[START OF ROWS]
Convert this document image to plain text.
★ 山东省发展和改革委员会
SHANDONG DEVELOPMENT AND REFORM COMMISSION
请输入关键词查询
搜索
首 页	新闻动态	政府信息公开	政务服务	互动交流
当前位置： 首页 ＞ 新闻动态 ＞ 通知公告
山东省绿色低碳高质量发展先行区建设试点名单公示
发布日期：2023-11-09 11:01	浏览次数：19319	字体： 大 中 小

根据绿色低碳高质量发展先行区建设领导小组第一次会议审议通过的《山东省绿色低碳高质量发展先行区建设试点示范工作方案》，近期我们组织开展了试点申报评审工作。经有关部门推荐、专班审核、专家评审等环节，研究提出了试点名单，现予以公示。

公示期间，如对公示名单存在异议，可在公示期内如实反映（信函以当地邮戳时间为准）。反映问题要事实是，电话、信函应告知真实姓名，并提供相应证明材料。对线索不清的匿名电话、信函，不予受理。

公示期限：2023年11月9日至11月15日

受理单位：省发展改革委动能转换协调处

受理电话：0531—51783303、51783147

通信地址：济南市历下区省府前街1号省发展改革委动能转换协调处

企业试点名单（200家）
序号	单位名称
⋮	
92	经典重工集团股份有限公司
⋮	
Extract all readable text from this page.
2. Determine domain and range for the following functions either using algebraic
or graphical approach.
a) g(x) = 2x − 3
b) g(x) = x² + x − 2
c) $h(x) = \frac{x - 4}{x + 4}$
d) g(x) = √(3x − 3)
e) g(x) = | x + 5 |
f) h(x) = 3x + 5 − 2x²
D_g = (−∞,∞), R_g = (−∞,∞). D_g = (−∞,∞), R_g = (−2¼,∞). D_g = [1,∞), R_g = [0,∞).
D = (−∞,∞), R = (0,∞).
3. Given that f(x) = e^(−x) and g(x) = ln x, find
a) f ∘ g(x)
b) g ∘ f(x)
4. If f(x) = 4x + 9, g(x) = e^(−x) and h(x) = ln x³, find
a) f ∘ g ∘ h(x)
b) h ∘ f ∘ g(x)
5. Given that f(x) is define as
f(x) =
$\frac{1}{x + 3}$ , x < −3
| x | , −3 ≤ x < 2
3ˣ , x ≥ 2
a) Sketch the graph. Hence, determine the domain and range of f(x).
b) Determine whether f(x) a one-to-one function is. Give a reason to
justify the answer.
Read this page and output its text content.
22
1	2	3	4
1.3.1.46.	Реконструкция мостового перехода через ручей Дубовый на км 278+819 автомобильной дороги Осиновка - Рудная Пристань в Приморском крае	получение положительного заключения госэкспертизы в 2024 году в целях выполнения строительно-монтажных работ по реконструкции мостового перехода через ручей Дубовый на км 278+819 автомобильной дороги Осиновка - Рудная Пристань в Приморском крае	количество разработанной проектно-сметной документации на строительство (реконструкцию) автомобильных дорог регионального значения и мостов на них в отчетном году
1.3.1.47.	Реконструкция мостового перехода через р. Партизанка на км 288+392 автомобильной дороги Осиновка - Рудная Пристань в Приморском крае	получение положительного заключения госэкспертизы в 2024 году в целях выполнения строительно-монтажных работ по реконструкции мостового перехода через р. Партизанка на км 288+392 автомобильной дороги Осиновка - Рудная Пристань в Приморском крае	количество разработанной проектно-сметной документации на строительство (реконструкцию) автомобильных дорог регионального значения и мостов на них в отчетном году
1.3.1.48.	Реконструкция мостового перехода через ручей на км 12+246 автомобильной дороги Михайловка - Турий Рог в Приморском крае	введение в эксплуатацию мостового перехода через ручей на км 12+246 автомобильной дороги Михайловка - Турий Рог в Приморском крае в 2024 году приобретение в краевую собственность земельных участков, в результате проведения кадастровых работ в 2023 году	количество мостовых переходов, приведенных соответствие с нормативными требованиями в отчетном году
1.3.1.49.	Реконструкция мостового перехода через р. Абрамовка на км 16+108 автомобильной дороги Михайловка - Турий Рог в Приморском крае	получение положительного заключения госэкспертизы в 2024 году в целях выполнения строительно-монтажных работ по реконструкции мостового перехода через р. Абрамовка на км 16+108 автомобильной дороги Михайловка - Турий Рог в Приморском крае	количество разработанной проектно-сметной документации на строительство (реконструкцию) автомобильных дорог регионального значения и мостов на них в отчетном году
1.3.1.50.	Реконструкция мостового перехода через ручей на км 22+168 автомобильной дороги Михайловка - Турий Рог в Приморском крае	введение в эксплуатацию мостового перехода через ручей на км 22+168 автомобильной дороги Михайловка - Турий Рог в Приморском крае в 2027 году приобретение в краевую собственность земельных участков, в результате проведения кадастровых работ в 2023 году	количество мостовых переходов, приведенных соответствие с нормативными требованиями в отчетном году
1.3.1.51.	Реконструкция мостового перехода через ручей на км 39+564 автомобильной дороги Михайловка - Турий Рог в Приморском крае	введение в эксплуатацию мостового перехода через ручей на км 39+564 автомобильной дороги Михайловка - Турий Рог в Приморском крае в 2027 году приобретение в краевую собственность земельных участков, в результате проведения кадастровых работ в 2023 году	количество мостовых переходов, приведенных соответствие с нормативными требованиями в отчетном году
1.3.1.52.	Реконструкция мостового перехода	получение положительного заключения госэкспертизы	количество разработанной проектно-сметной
[END OF ROWS]
WHAT TO WORK ON = Repeat the records above exactly, leaving none out.

COMPLETED EXERCISE =
Convert this document image to plain text.
★ 山东省发展和改革委员会
SHANDONG DEVELOPMENT AND REFORM COMMISSION
请输入关键词查询
搜索
首 页	新闻动态	政府信息公开	政务服务	互动交流
当前位置： 首页 ＞ 新闻动态 ＞ 通知公告
山东省绿色低碳高质量发展先行区建设试点名单公示
发布日期：2023-11-09 11:01	浏览次数：19319	字体： 大 中 小

根据绿色低碳高质量发展先行区建设领导小组第一次会议审议通过的《山东省绿色低碳高质量发展先行区建设试点示范工作方案》，近期我们组织开展了试点申报评审工作。经有关部门推荐、专班审核、专家评审等环节，研究提出了试点名单，现予以公示。

公示期间，如对公示名单存在异议，可在公示期内如实反映（信函以当地邮戳时间为准）。反映问题要事实是，电话、信函应告知真实姓名，并提供相应证明材料。对线索不清的匿名电话、信函，不予受理。

公示期限：2023年11月9日至11月15日

受理单位：省发展改革委动能转换协调处

受理电话：0531—51783303、51783147

通信地址：济南市历下区省府前街1号省发展改革委动能转换协调处

企业试点名单（200家）
序号	单位名称
⋮	
92	经典重工集团股份有限公司
⋮	
Extract all readable text from this page.
2. Determine domain and range for the following functions either using algebraic
or graphical approach.
a) g(x) = 2x − 3
b) g(x) = x² + x − 2
c) $h(x) = \frac{x - 4}{x + 4}$
d) g(x) = √(3x − 3)
e) g(x) = | x + 5 |
f) h(x) = 3x + 5 − 2x²
D_g = (−∞,∞), R_g = (−∞,∞). D_g = (−∞,∞), R_g = (−2¼,∞). D_g = [1,∞), R_g = [0,∞).
D = (−∞,∞), R = (0,∞).
3. Given that f(x) = e^(−x) and g(x) = ln x, find
a) f ∘ g(x)
b) g ∘ f(x)
4. If f(x) = 4x + 9, g(x) = e^(−x) and h(x) = ln x³, find
a) f ∘ g ∘ h(x)
b) h ∘ f ∘ g(x)
5. Given that f(x) is define as
f(x) =
$\frac{1}{x + 3}$ , x < −3
| x | , −3 ≤ x < 2
3ˣ , x ≥ 2
a) Sketch the graph. Hence, determine the domain and range of f(x).
b) Determine whether f(x) a one-to-one function is. Give a reason to
justify the answer.
Read this page and output its text content.
22
1	2	3	4
1.3.1.46.	Реконструкция мостового перехода через ручей Дубовый на км 278+819 автомобильной дороги Осиновка - Рудная Пристань в Приморском крае	получение положительного заключения госэкспертизы в 2024 году в целях выполнения строительно-монтажных работ по реконструкции мостового перехода через ручей Дубовый на км 278+819 автомобильной дороги Осиновка - Рудная Пристань в Приморском крае	количество разработанной проектно-сметной документации на строительство (реконструкцию) автомобильных дорог регионального значения и мостов на них в отчетном году
1.3.1.47.	Реконструкция мостового перехода через р. Партизанка на км 288+392 автомобильной дороги Осиновка - Рудная Пристань в Приморском крае	получение положительного заключения госэкспертизы в 2024 году в целях выполнения строительно-монтажных работ по реконструкции мостового перехода через р. Партизанка на км 288+392 автомобильной дороги Осиновка - Рудная Пристань в Приморском крае	количество разработанной проектно-сметной документации на строительство (реконструкцию) автомобильных дорог регионального значения и мостов на них в отчетном году
1.3.1.48.	Реконструкция мостового перехода через ручей на км 12+246 автомобильной дороги Михайловка - Турий Рог в Приморском крае	введение в эксплуатацию мостового перехода через ручей на км 12+246 автомобильной дороги Михайловка - Турий Рог в Приморском крае в 2024 году приобретение в краевую собственность земельных участков, в результате проведения кадастровых работ в 2023 году	количество мостовых переходов, приведенных соответствие с нормативными требованиями в отчетном году
1.3.1.49.	Реконструкция мостового перехода через р. Абрамовка на км 16+108 автомобильной дороги Михайловка - Турий Рог в Приморском крае	получение положительного заключения госэкспертизы в 2024 году в целях выполнения строительно-монтажных работ по реконструкции мостового перехода через р. Абрамовка на км 16+108 автомобильной дороги Михайловка - Турий Рог в Приморском крае	количество разработанной проектно-сметной документации на строительство (реконструкцию) автомобильных дорог регионального значения и мостов на них в отчетном году
1.3.1.50.	Реконструкция мостового перехода через ручей на км 22+168 автомобильной дороги Михайловка - Турий Рог в Приморском крае	введение в эксплуатацию мостового перехода через ручей на км 22+168 автомобильной дороги Михайловка - Турий Рог в Приморском крае в 2027 году приобретение в краевую собственность земельных участков, в результате проведения кадастровых работ в 2023 году	количество мостовых переходов, приведенных соответствие с нормативными требованиями в отчетном году
1.3.1.51.	Реконструкция мостового перехода через ручей на км 39+564 автомобильной дороги Михайловка - Турий Рог в Приморском крае	введение в эксплуатацию мостового перехода через ручей на км 39+564 автомобильной дороги Михайловка - Турий Рог в Приморском крае в 2027 году приобретение в краевую собственность земельных участков, в результате проведения кадастровых работ в 2023 году	количество мостовых переходов, приведенных соответствие с нормативными требованиями в отчетном году
1.3.1.52.	Реконструкция мостового перехода	получение положительного заключения госэкспертизы	количество разработанной проектно-сметной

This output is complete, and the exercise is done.